→ Exercise aim
Work through the data line by line, gathering every line that has the word "DEMO".

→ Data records
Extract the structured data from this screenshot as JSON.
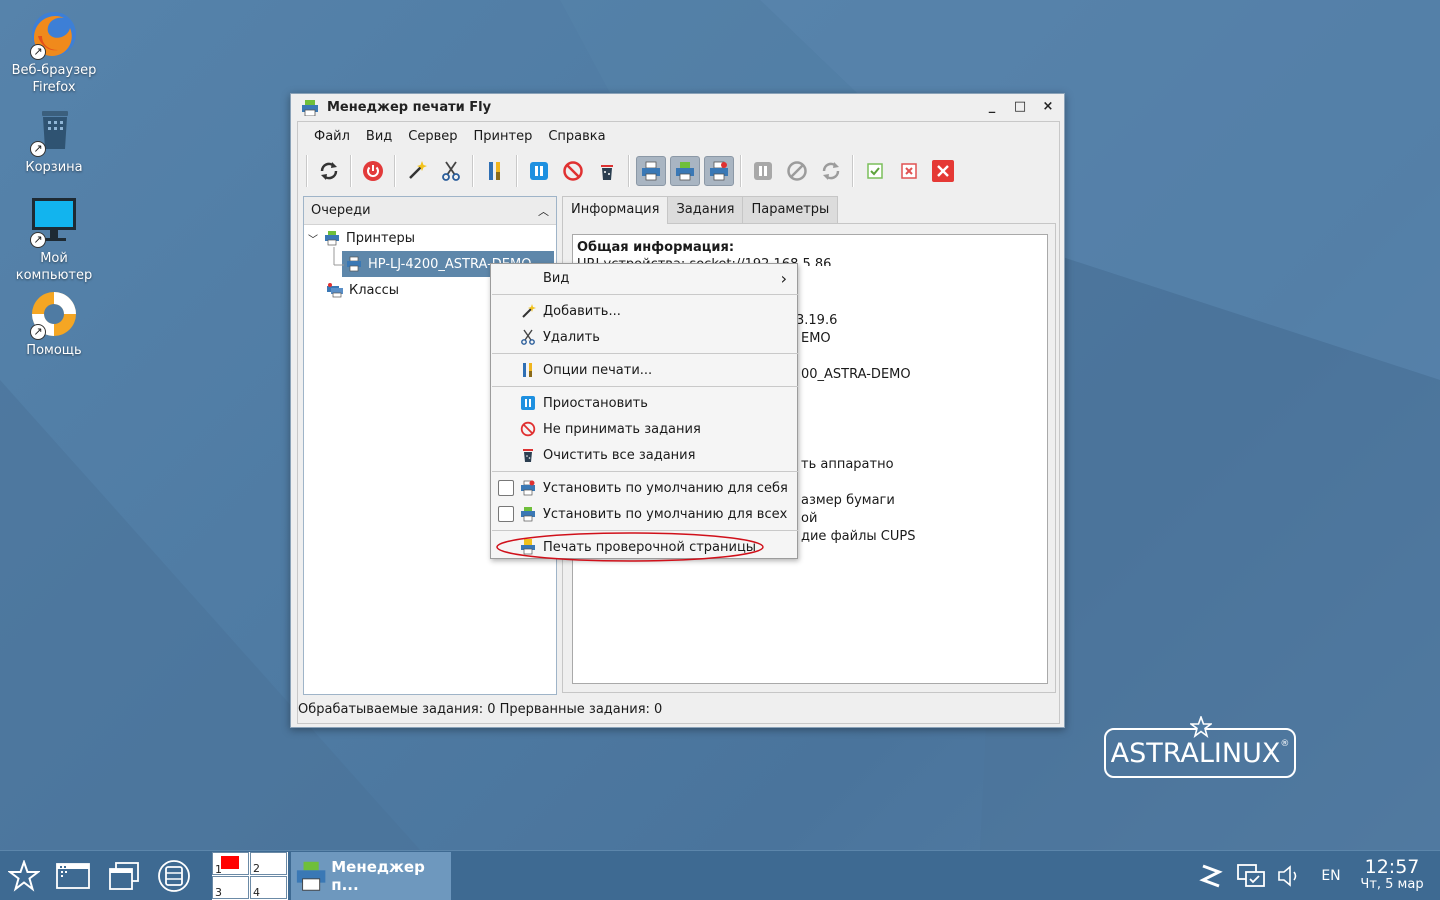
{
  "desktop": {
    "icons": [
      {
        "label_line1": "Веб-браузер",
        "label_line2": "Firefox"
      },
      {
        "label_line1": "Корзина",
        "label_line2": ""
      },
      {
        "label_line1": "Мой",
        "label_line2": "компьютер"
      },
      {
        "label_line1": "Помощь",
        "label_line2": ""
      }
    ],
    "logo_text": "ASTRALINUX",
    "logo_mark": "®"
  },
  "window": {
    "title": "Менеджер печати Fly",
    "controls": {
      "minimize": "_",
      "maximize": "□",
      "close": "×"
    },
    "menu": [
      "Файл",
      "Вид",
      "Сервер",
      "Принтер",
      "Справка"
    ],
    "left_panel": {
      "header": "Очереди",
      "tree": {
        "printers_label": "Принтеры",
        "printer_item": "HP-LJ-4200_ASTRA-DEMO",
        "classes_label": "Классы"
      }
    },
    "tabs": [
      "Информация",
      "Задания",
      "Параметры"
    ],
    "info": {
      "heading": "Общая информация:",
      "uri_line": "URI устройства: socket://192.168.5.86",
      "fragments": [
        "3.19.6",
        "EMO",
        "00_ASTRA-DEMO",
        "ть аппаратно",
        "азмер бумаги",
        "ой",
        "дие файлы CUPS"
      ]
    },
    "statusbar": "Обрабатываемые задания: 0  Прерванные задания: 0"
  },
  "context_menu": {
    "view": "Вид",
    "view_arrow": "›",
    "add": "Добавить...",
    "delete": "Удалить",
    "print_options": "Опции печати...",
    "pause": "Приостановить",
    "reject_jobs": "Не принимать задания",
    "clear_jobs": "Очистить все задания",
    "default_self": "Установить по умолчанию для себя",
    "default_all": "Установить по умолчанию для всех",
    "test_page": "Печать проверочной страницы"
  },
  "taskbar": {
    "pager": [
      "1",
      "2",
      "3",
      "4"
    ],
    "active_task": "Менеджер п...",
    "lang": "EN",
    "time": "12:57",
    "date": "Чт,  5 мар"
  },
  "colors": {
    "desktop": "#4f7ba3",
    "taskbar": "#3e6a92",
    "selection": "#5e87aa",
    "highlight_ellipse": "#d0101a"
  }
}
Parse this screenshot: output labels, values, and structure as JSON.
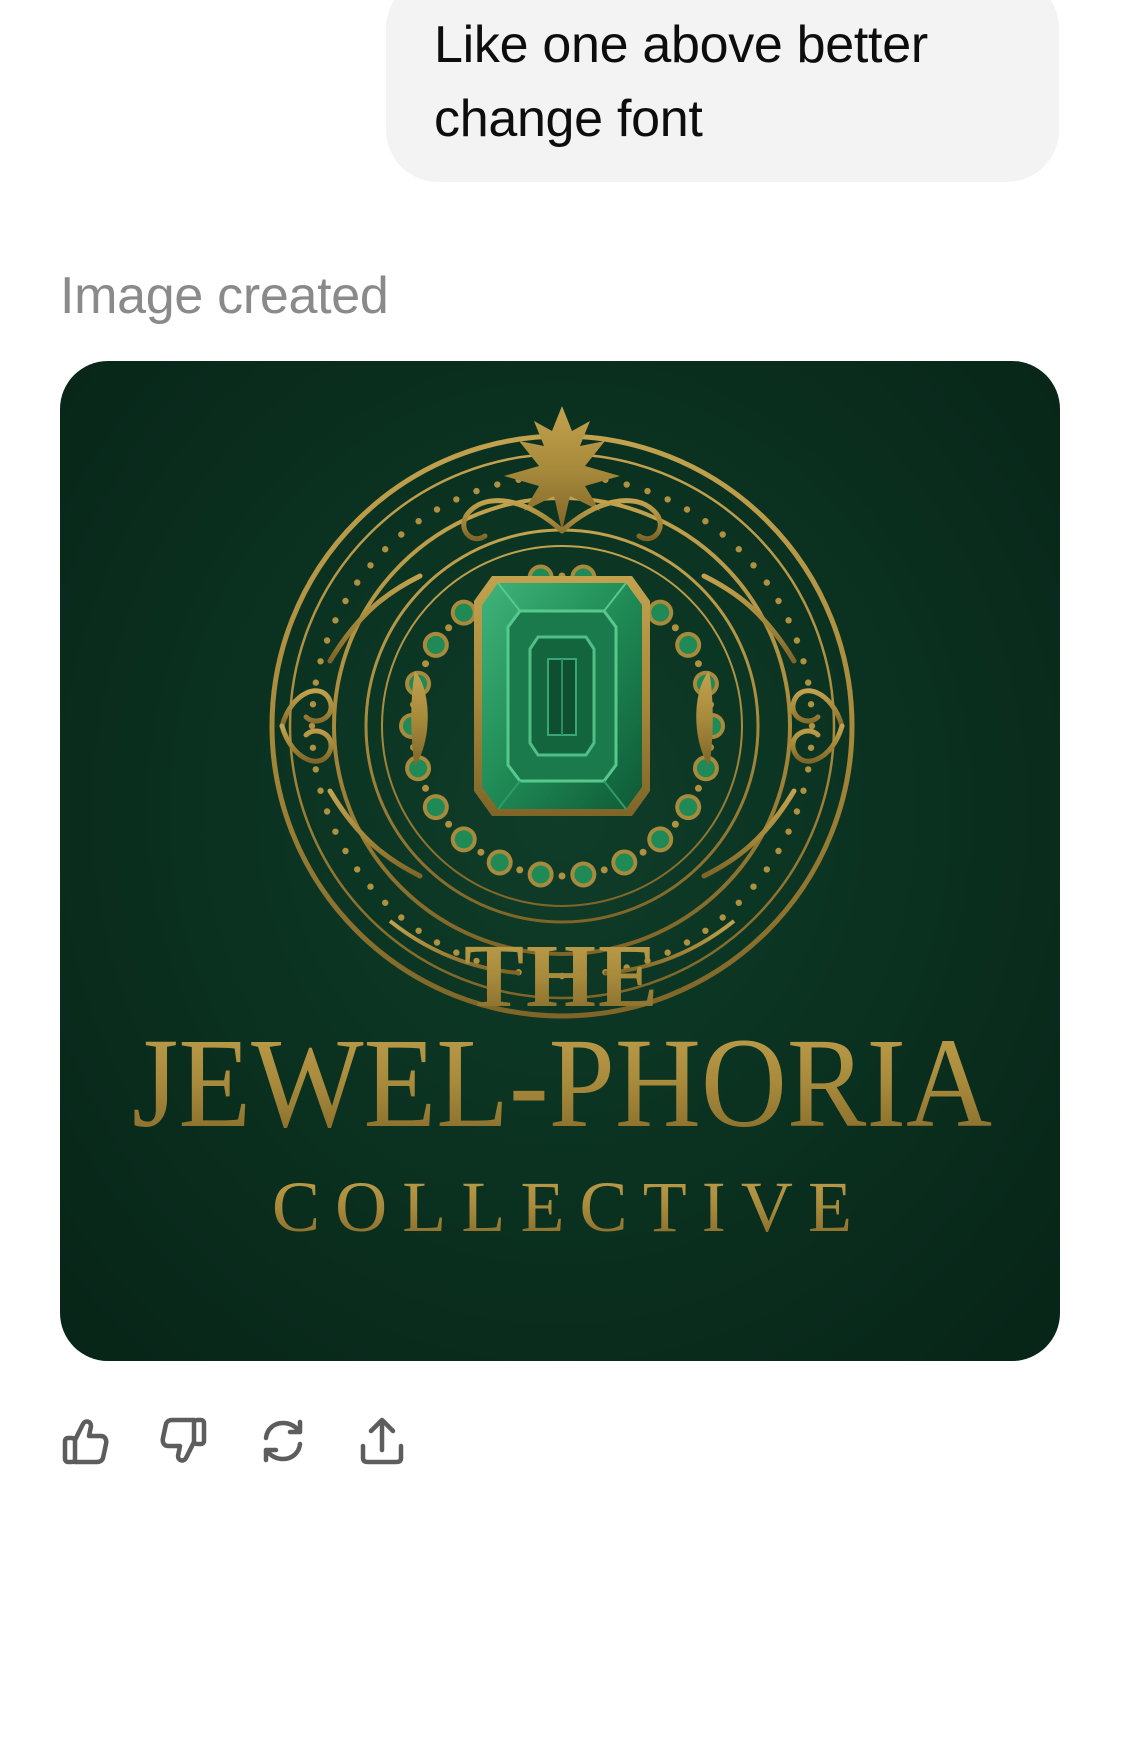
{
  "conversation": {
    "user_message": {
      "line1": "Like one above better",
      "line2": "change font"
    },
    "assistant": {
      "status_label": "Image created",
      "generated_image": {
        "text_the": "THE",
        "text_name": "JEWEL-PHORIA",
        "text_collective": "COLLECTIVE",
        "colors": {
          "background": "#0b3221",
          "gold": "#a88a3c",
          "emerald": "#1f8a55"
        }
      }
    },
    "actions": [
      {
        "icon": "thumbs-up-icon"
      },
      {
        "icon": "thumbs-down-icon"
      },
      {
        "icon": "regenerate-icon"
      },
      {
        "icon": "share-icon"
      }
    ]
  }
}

→ Reply
        "printer_item": "HP-LJ-4200_ASTRA-DEMO",
        "00_ASTRA-DEMO",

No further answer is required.